• YOUR TASK: Every record that follows should be printed verbatim.

'''

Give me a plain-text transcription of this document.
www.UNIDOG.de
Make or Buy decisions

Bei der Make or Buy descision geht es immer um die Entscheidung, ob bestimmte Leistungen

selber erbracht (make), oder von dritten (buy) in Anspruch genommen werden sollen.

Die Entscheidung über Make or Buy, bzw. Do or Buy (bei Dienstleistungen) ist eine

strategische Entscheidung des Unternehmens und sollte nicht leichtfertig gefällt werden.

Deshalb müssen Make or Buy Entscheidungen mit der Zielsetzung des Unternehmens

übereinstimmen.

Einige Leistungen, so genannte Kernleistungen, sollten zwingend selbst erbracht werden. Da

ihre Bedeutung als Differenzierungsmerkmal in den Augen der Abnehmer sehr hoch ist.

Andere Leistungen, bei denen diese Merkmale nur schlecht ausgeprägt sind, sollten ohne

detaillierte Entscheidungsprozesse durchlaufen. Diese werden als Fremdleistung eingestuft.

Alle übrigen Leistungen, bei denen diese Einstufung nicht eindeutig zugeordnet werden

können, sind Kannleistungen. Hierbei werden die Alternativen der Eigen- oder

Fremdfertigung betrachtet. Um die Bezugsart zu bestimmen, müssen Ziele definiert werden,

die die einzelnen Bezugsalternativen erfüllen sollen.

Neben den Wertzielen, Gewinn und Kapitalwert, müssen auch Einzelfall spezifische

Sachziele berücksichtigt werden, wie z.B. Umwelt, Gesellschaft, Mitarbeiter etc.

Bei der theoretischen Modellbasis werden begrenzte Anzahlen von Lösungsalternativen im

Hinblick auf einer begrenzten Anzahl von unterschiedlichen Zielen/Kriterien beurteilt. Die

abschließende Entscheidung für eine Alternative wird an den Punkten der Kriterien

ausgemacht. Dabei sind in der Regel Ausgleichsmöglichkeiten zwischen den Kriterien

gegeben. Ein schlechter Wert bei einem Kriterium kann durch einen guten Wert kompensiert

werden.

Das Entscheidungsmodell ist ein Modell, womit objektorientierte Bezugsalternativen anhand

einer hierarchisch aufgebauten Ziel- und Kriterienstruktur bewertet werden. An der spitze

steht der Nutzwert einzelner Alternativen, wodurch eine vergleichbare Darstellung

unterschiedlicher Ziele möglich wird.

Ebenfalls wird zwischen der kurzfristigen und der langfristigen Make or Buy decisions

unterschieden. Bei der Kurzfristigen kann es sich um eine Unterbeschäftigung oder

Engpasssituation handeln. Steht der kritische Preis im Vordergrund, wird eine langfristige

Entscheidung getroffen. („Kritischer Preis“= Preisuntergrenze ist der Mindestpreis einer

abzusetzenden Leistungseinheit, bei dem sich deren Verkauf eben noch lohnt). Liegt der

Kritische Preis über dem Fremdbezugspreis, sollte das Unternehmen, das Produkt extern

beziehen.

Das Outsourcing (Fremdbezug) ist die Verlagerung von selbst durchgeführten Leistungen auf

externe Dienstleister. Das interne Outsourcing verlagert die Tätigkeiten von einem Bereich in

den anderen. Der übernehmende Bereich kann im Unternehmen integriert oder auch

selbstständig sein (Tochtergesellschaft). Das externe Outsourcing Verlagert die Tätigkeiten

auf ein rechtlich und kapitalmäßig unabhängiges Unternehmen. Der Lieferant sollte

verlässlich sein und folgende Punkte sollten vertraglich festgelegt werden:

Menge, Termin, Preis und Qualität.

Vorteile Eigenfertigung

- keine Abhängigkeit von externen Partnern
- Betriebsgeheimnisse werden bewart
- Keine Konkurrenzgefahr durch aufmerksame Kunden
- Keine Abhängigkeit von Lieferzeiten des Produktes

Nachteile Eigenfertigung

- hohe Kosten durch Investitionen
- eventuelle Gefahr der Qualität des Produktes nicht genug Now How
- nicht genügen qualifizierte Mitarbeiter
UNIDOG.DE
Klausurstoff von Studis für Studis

'''

• OUTPUT FOR THIS EXERCISE:
Give me a plain-text transcription of this document.
www.UNIDOG.de
Make or Buy decisions

Bei der Make or Buy descision geht es immer um die Entscheidung, ob bestimmte Leistungen

selber erbracht (make), oder von dritten (buy) in Anspruch genommen werden sollen.

Die Entscheidung über Make or Buy, bzw. Do or Buy (bei Dienstleistungen) ist eine

strategische Entscheidung des Unternehmens und sollte nicht leichtfertig gefällt werden.

Deshalb müssen Make or Buy Entscheidungen mit der Zielsetzung des Unternehmens

übereinstimmen.

Einige Leistungen, so genannte Kernleistungen, sollten zwingend selbst erbracht werden. Da

ihre Bedeutung als Differenzierungsmerkmal in den Augen der Abnehmer sehr hoch ist.

Andere Leistungen, bei denen diese Merkmale nur schlecht ausgeprägt sind, sollten ohne

detaillierte Entscheidungsprozesse durchlaufen. Diese werden als Fremdleistung eingestuft.

Alle übrigen Leistungen, bei denen diese Einstufung nicht eindeutig zugeordnet werden

können, sind Kannleistungen. Hierbei werden die Alternativen der Eigen- oder

Fremdfertigung betrachtet. Um die Bezugsart zu bestimmen, müssen Ziele definiert werden,

die die einzelnen Bezugsalternativen erfüllen sollen.

Neben den Wertzielen, Gewinn und Kapitalwert, müssen auch Einzelfall spezifische

Sachziele berücksichtigt werden, wie z.B. Umwelt, Gesellschaft, Mitarbeiter etc.

Bei der theoretischen Modellbasis werden begrenzte Anzahlen von Lösungsalternativen im

Hinblick auf einer begrenzten Anzahl von unterschiedlichen Zielen/Kriterien beurteilt. Die

abschließende Entscheidung für eine Alternative wird an den Punkten der Kriterien

ausgemacht. Dabei sind in der Regel Ausgleichsmöglichkeiten zwischen den Kriterien

gegeben. Ein schlechter Wert bei einem Kriterium kann durch einen guten Wert kompensiert

werden.

Das Entscheidungsmodell ist ein Modell, womit objektorientierte Bezugsalternativen anhand

einer hierarchisch aufgebauten Ziel- und Kriterienstruktur bewertet werden. An der spitze

steht der Nutzwert einzelner Alternativen, wodurch eine vergleichbare Darstellung

unterschiedlicher Ziele möglich wird.

Ebenfalls wird zwischen der kurzfristigen und der langfristigen Make or Buy decisions

unterschieden. Bei der Kurzfristigen kann es sich um eine Unterbeschäftigung oder

Engpasssituation handeln. Steht der kritische Preis im Vordergrund, wird eine langfristige

Entscheidung getroffen. („Kritischer Preis“= Preisuntergrenze ist der Mindestpreis einer

abzusetzenden Leistungseinheit, bei dem sich deren Verkauf eben noch lohnt). Liegt der

Kritische Preis über dem Fremdbezugspreis, sollte das Unternehmen, das Produkt extern

beziehen.

Das Outsourcing (Fremdbezug) ist die Verlagerung von selbst durchgeführten Leistungen auf

externe Dienstleister. Das interne Outsourcing verlagert die Tätigkeiten von einem Bereich in

den anderen. Der übernehmende Bereich kann im Unternehmen integriert oder auch

selbstständig sein (Tochtergesellschaft). Das externe Outsourcing Verlagert die Tätigkeiten

auf ein rechtlich und kapitalmäßig unabhängiges Unternehmen. Der Lieferant sollte

verlässlich sein und folgende Punkte sollten vertraglich festgelegt werden:

Menge, Termin, Preis und Qualität.

Vorteile Eigenfertigung

- keine Abhängigkeit von externen Partnern
- Betriebsgeheimnisse werden bewart
- Keine Konkurrenzgefahr durch aufmerksame Kunden
- Keine Abhängigkeit von Lieferzeiten des Produktes

Nachteile Eigenfertigung

- hohe Kosten durch Investitionen
- eventuelle Gefahr der Qualität des Produktes nicht genug Now How
- nicht genügen qualifizierte Mitarbeiter
UNIDOG.DE
Klausurstoff von Studis für Studis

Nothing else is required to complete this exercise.